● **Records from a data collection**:
════════════════════
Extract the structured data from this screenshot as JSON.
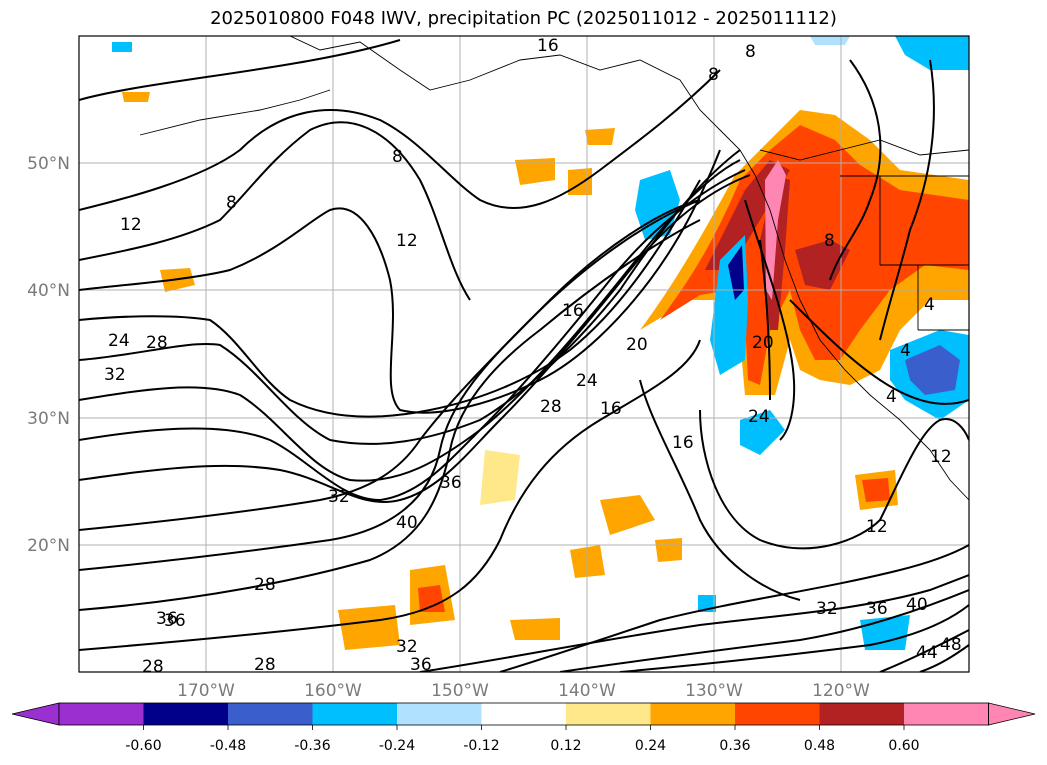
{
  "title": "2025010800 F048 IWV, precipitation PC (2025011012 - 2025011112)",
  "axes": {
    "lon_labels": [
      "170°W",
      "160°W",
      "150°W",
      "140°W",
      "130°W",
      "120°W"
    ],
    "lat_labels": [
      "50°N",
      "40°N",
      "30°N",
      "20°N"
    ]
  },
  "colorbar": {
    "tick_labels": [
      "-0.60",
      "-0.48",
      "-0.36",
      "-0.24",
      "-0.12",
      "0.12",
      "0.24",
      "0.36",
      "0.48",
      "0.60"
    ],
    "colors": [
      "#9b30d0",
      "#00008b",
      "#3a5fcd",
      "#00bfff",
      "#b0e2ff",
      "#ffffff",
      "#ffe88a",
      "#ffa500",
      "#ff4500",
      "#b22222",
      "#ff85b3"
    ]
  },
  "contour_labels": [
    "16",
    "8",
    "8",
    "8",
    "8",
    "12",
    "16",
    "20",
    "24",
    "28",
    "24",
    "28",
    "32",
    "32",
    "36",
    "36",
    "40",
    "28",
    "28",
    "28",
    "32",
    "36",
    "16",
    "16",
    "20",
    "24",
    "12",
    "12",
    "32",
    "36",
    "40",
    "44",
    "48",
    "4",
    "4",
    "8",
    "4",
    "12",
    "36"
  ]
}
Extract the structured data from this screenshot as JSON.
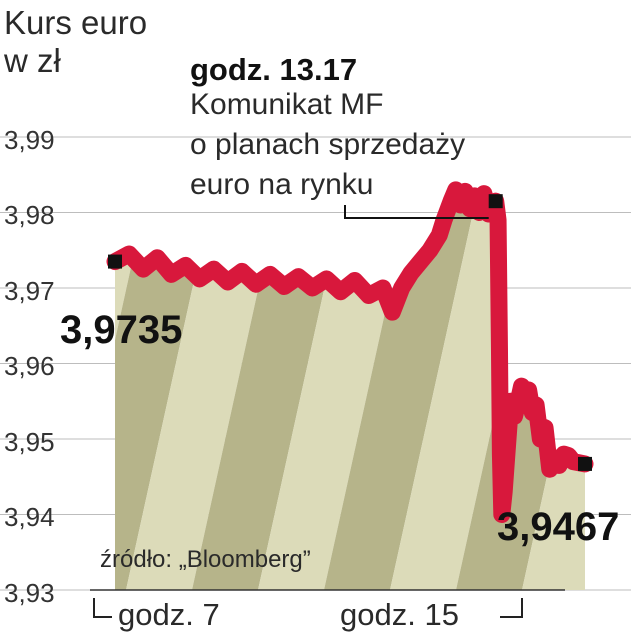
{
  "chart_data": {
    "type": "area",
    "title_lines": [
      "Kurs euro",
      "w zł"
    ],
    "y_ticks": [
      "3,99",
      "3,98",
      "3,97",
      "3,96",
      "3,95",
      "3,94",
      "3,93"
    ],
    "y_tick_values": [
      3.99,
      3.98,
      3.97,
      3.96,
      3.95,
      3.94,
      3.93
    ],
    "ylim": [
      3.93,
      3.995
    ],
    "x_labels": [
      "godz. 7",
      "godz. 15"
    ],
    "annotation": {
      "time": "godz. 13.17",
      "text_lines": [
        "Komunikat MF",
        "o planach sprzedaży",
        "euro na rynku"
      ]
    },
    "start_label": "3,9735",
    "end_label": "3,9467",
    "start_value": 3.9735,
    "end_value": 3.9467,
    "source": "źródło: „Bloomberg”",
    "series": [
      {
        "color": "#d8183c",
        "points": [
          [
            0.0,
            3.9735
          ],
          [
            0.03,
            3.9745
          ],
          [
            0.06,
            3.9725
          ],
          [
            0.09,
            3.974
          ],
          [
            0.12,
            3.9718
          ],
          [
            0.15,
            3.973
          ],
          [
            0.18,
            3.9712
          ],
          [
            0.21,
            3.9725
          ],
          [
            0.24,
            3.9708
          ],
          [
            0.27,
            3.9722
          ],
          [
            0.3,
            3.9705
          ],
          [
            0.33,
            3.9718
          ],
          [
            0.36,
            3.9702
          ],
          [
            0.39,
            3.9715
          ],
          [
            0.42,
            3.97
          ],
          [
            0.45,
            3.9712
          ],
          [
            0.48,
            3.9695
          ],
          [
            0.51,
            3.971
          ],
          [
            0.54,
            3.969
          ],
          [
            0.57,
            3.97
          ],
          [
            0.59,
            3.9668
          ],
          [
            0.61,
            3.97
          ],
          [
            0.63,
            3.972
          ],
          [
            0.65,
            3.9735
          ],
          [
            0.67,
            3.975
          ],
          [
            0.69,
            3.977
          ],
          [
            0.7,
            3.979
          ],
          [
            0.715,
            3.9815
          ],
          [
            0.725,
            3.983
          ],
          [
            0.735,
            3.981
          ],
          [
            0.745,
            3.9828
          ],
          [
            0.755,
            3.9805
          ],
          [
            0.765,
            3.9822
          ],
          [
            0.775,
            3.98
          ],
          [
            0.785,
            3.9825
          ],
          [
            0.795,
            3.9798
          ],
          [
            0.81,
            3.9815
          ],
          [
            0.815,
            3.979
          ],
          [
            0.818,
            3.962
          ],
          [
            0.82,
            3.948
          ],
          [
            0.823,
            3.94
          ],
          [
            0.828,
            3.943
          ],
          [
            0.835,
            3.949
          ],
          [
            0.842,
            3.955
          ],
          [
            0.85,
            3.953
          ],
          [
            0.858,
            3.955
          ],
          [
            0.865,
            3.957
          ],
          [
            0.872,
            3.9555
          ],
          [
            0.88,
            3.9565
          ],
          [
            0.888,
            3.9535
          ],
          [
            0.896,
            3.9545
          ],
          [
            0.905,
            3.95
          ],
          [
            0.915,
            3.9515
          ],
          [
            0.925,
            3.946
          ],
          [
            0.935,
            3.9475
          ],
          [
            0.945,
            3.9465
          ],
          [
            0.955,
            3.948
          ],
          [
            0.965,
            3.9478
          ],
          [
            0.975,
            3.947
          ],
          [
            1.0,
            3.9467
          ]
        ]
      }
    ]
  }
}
════════════════════
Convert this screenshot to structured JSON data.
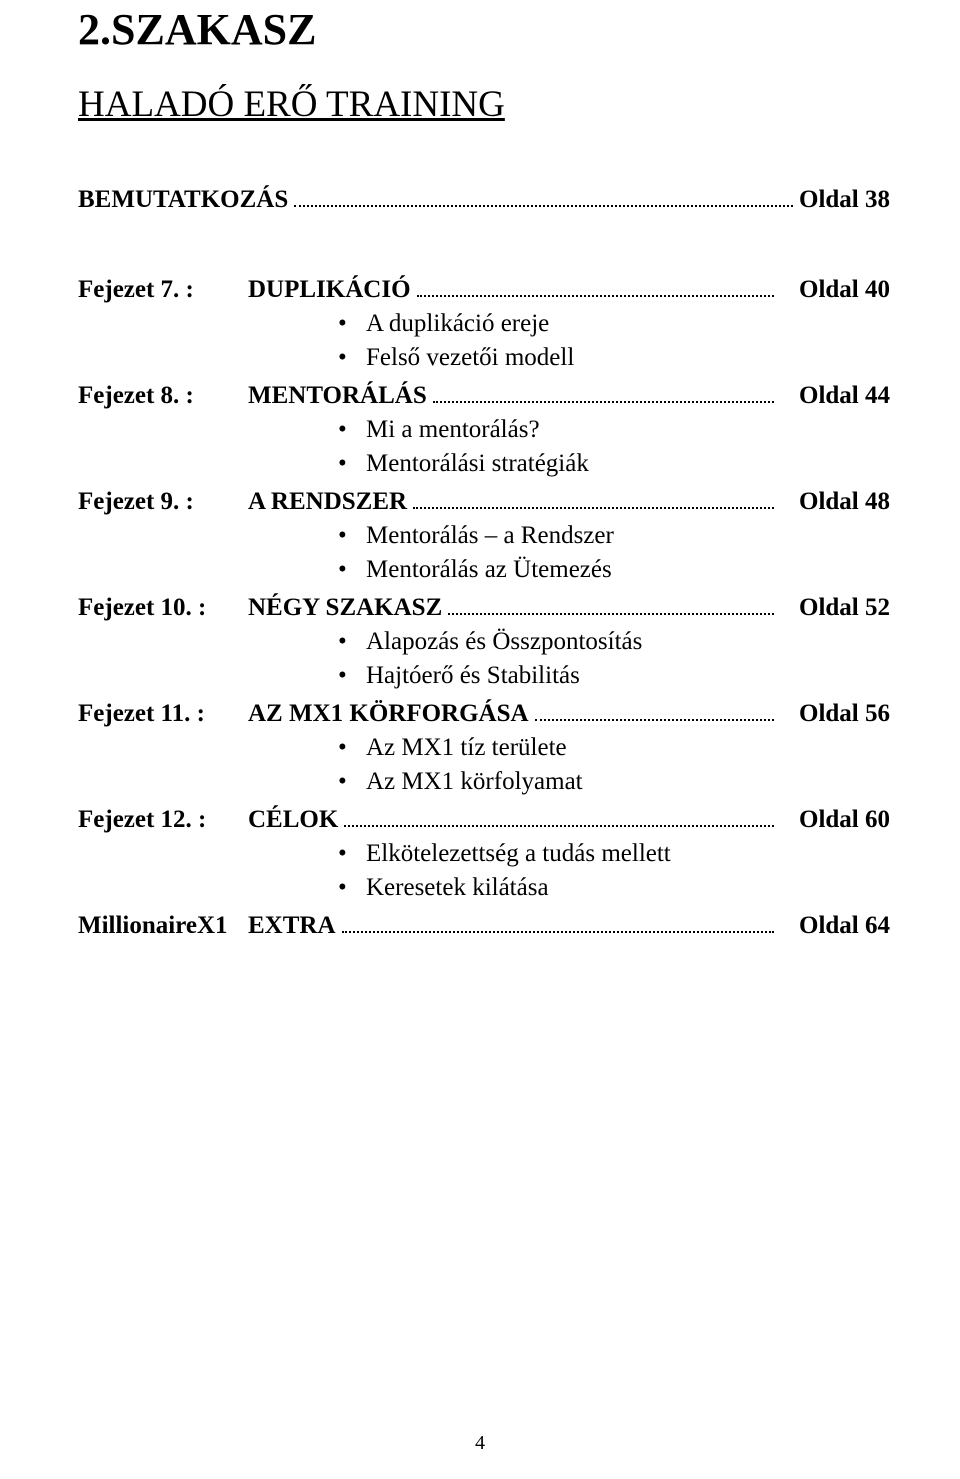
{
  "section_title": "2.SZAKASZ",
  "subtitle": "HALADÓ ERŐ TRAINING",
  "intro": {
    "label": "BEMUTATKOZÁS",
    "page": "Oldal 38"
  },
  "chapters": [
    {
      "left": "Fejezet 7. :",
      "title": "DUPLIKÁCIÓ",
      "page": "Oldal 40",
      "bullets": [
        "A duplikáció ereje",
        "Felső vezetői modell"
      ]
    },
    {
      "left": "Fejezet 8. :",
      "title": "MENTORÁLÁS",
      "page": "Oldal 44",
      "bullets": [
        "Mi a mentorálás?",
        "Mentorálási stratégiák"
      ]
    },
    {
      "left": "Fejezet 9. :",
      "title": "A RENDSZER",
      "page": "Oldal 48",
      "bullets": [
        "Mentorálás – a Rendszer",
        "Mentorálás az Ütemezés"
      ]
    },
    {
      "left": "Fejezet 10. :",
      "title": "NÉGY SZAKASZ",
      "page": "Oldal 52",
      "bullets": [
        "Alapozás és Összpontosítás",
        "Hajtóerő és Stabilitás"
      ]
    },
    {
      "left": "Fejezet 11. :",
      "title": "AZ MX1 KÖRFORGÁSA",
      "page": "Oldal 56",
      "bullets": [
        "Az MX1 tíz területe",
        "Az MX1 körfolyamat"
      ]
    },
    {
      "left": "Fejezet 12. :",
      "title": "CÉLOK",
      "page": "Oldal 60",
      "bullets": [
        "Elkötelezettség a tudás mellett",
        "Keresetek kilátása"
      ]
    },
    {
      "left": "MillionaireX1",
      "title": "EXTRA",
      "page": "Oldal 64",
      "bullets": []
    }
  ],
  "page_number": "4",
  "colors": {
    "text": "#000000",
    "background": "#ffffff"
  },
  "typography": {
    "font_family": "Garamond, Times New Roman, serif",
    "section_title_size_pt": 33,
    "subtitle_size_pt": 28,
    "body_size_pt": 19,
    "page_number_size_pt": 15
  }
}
════════════════════
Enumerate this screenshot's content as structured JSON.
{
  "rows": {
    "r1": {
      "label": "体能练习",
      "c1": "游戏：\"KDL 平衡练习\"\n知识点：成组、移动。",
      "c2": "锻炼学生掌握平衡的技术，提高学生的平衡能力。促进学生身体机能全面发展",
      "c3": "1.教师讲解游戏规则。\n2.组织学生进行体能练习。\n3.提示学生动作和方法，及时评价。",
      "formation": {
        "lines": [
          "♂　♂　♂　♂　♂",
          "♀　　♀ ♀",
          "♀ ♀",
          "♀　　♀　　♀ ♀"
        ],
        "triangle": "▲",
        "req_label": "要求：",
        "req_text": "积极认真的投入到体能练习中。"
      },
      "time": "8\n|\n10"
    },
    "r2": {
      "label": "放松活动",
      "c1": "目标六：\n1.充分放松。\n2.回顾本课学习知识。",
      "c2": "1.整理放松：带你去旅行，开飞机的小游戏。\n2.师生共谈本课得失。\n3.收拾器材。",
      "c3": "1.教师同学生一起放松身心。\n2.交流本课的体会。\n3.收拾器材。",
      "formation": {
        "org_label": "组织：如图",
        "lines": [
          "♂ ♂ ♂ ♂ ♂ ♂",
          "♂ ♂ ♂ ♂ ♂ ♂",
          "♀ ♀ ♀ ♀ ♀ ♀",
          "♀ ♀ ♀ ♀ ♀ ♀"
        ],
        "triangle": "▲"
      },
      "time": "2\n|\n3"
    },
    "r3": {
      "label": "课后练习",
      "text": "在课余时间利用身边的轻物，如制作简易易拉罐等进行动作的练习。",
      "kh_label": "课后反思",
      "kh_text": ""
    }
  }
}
════════════════════
● **Work to be completed**: Scan the material above for the string "Fejezet" and report each line where you find it.

● **Task output**:
      "left": "Fejezet 7. :",
      "left": "Fejezet 8. :",
      "left": "Fejezet 9. :",
      "left": "Fejezet 10. :",
      "left": "Fejezet 11. :",
      "left": "Fejezet 12. :",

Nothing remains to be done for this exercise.